--- START OF DATASET RECORDS ---
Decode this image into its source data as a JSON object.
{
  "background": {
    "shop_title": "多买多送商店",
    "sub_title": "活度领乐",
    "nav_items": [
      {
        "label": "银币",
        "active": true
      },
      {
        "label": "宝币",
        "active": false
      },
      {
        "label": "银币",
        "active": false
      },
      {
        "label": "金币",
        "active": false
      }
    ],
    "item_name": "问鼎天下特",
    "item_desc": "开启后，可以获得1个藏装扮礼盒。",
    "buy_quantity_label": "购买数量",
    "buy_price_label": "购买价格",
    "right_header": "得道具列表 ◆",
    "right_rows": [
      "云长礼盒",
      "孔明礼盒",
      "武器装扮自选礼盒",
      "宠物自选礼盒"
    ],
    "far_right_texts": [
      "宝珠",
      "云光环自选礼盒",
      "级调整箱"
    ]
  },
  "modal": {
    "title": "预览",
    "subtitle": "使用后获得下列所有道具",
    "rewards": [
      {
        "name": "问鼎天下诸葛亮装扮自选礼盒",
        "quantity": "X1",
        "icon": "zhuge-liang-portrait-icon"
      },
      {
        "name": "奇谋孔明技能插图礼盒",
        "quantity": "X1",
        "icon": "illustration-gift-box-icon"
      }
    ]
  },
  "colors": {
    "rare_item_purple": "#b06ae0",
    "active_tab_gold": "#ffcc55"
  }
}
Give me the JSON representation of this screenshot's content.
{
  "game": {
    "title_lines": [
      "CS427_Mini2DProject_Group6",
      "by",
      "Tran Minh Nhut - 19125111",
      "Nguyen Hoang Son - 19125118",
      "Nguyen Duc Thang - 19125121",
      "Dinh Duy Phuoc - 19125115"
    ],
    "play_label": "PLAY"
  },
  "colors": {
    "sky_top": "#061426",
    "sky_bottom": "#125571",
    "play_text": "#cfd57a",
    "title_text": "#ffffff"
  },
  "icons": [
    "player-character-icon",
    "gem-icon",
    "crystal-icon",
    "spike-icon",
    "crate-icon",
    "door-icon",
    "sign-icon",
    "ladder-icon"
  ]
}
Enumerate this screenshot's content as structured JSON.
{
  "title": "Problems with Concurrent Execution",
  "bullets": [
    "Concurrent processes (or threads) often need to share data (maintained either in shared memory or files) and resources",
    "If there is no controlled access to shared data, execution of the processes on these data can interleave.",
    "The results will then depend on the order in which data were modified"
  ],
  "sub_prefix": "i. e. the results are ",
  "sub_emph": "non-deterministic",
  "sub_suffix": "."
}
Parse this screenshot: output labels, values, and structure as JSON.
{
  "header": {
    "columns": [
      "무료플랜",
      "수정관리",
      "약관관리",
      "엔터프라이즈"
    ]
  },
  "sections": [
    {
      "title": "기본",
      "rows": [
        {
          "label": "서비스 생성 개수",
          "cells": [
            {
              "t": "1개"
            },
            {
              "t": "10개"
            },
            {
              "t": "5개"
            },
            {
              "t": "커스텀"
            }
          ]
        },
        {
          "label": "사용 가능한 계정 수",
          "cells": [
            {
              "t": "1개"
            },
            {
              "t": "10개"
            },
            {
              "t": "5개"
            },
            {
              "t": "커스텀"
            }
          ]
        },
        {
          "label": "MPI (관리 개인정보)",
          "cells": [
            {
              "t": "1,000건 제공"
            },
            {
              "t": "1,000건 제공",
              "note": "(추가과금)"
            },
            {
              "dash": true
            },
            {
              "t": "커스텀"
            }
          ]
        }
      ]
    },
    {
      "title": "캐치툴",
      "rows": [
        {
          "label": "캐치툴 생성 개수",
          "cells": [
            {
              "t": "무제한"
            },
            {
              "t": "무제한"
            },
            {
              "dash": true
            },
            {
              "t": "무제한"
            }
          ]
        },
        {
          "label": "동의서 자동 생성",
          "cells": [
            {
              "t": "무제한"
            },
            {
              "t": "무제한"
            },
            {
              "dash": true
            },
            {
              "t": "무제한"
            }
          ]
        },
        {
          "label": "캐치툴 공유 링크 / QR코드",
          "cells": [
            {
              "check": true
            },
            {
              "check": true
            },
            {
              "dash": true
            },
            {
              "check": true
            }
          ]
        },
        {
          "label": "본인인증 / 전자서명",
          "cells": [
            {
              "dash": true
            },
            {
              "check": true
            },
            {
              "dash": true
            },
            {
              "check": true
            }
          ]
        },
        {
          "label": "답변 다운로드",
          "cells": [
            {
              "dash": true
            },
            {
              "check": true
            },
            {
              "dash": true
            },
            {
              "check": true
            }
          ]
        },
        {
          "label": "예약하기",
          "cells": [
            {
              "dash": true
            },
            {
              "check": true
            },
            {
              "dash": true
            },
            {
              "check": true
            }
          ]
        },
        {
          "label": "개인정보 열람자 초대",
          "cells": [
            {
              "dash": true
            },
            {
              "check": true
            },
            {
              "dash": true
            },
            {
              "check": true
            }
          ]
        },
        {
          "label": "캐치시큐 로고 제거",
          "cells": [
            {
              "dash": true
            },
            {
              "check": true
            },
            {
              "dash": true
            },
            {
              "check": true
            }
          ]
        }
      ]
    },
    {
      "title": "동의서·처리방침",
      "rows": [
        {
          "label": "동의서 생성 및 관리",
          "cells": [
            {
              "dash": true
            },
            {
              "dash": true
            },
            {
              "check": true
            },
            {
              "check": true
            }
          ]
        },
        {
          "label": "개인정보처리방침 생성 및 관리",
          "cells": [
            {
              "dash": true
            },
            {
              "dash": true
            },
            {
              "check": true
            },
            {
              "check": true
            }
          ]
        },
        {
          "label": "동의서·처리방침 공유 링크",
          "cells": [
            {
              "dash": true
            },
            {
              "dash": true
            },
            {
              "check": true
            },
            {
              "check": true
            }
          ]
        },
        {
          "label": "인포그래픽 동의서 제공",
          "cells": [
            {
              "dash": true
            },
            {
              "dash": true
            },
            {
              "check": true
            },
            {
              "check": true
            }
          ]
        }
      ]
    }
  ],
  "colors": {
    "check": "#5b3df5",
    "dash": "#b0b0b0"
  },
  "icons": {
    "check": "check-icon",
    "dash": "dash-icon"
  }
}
--- END OF DATASET RECORDS ---
EXERCISE. Copy out all of the lines above exactly.

RESULT BELOW.
Decode this image into its source data as a JSON object.
{
  "background": {
    "shop_title": "多买多送商店",
    "sub_title": "活度领乐",
    "nav_items": [
      {
        "label": "银币",
        "active": true
      },
      {
        "label": "宝币",
        "active": false
      },
      {
        "label": "银币",
        "active": false
      },
      {
        "label": "金币",
        "active": false
      }
    ],
    "item_name": "问鼎天下特",
    "item_desc": "开启后，可以获得1个藏装扮礼盒。",
    "buy_quantity_label": "购买数量",
    "buy_price_label": "购买价格",
    "right_header": "得道具列表 ◆",
    "right_rows": [
      "云长礼盒",
      "孔明礼盒",
      "武器装扮自选礼盒",
      "宠物自选礼盒"
    ],
    "far_right_texts": [
      "宝珠",
      "云光环自选礼盒",
      "级调整箱"
    ]
  },
  "modal": {
    "title": "预览",
    "subtitle": "使用后获得下列所有道具",
    "rewards": [
      {
        "name": "问鼎天下诸葛亮装扮自选礼盒",
        "quantity": "X1",
        "icon": "zhuge-liang-portrait-icon"
      },
      {
        "name": "奇谋孔明技能插图礼盒",
        "quantity": "X1",
        "icon": "illustration-gift-box-icon"
      }
    ]
  },
  "colors": {
    "rare_item_purple": "#b06ae0",
    "active_tab_gold": "#ffcc55"
  }
}
Give me the JSON representation of this screenshot's content.
{
  "game": {
    "title_lines": [
      "CS427_Mini2DProject_Group6",
      "by",
      "Tran Minh Nhut - 19125111",
      "Nguyen Hoang Son - 19125118",
      "Nguyen Duc Thang - 19125121",
      "Dinh Duy Phuoc - 19125115"
    ],
    "play_label": "PLAY"
  },
  "colors": {
    "sky_top": "#061426",
    "sky_bottom": "#125571",
    "play_text": "#cfd57a",
    "title_text": "#ffffff"
  },
  "icons": [
    "player-character-icon",
    "gem-icon",
    "crystal-icon",
    "spike-icon",
    "crate-icon",
    "door-icon",
    "sign-icon",
    "ladder-icon"
  ]
}
Enumerate this screenshot's content as structured JSON.
{
  "title": "Problems with Concurrent Execution",
  "bullets": [
    "Concurrent processes (or threads) often need to share data (maintained either in shared memory or files) and resources",
    "If there is no controlled access to shared data, execution of the processes on these data can interleave.",
    "The results will then depend on the order in which data were modified"
  ],
  "sub_prefix": "i. e. the results are ",
  "sub_emph": "non-deterministic",
  "sub_suffix": "."
}
Parse this screenshot: output labels, values, and structure as JSON.
{
  "header": {
    "columns": [
      "무료플랜",
      "수정관리",
      "약관관리",
      "엔터프라이즈"
    ]
  },
  "sections": [
    {
      "title": "기본",
      "rows": [
        {
          "label": "서비스 생성 개수",
          "cells": [
            {
              "t": "1개"
            },
            {
              "t": "10개"
            },
            {
              "t": "5개"
            },
            {
              "t": "커스텀"
            }
          ]
        },
        {
          "label": "사용 가능한 계정 수",
          "cells": [
            {
              "t": "1개"
            },
            {
              "t": "10개"
            },
            {
              "t": "5개"
            },
            {
              "t": "커스텀"
            }
          ]
        },
        {
          "label": "MPI (관리 개인정보)",
          "cells": [
            {
              "t": "1,000건 제공"
            },
            {
              "t": "1,000건 제공",
              "note": "(추가과금)"
            },
            {
              "dash": true
            },
            {
              "t": "커스텀"
            }
          ]
        }
      ]
    },
    {
      "title": "캐치툴",
      "rows": [
        {
          "label": "캐치툴 생성 개수",
          "cells": [
            {
              "t": "무제한"
            },
            {
              "t": "무제한"
            },
            {
              "dash": true
            },
            {
              "t": "무제한"
            }
          ]
        },
        {
          "label": "동의서 자동 생성",
          "cells": [
            {
              "t": "무제한"
            },
            {
              "t": "무제한"
            },
            {
              "dash": true
            },
            {
              "t": "무제한"
            }
          ]
        },
        {
          "label": "캐치툴 공유 링크 / QR코드",
          "cells": [
            {
              "check": true
            },
            {
              "check": true
            },
            {
              "dash": true
            },
            {
              "check": true
            }
          ]
        },
        {
          "label": "본인인증 / 전자서명",
          "cells": [
            {
              "dash": true
            },
            {
              "check": true
            },
            {
              "dash": true
            },
            {
              "check": true
            }
          ]
        },
        {
          "label": "답변 다운로드",
          "cells": [
            {
              "dash": true
            },
            {
              "check": true
            },
            {
              "dash": true
            },
            {
              "check": true
            }
          ]
        },
        {
          "label": "예약하기",
          "cells": [
            {
              "dash": true
            },
            {
              "check": true
            },
            {
              "dash": true
            },
            {
              "check": true
            }
          ]
        },
        {
          "label": "개인정보 열람자 초대",
          "cells": [
            {
              "dash": true
            },
            {
              "check": true
            },
            {
              "dash": true
            },
            {
              "check": true
            }
          ]
        },
        {
          "label": "캐치시큐 로고 제거",
          "cells": [
            {
              "dash": true
            },
            {
              "check": true
            },
            {
              "dash": true
            },
            {
              "check": true
            }
          ]
        }
      ]
    },
    {
      "title": "동의서·처리방침",
      "rows": [
        {
          "label": "동의서 생성 및 관리",
          "cells": [
            {
              "dash": true
            },
            {
              "dash": true
            },
            {
              "check": true
            },
            {
              "check": true
            }
          ]
        },
        {
          "label": "개인정보처리방침 생성 및 관리",
          "cells": [
            {
              "dash": true
            },
            {
              "dash": true
            },
            {
              "check": true
            },
            {
              "check": true
            }
          ]
        },
        {
          "label": "동의서·처리방침 공유 링크",
          "cells": [
            {
              "dash": true
            },
            {
              "dash": true
            },
            {
              "check": true
            },
            {
              "check": true
            }
          ]
        },
        {
          "label": "인포그래픽 동의서 제공",
          "cells": [
            {
              "dash": true
            },
            {
              "dash": true
            },
            {
              "check": true
            },
            {
              "check": true
            }
          ]
        }
      ]
    }
  ],
  "colors": {
    "check": "#5b3df5",
    "dash": "#b0b0b0"
  },
  "icons": {
    "check": "check-icon",
    "dash": "dash-icon"
  }
}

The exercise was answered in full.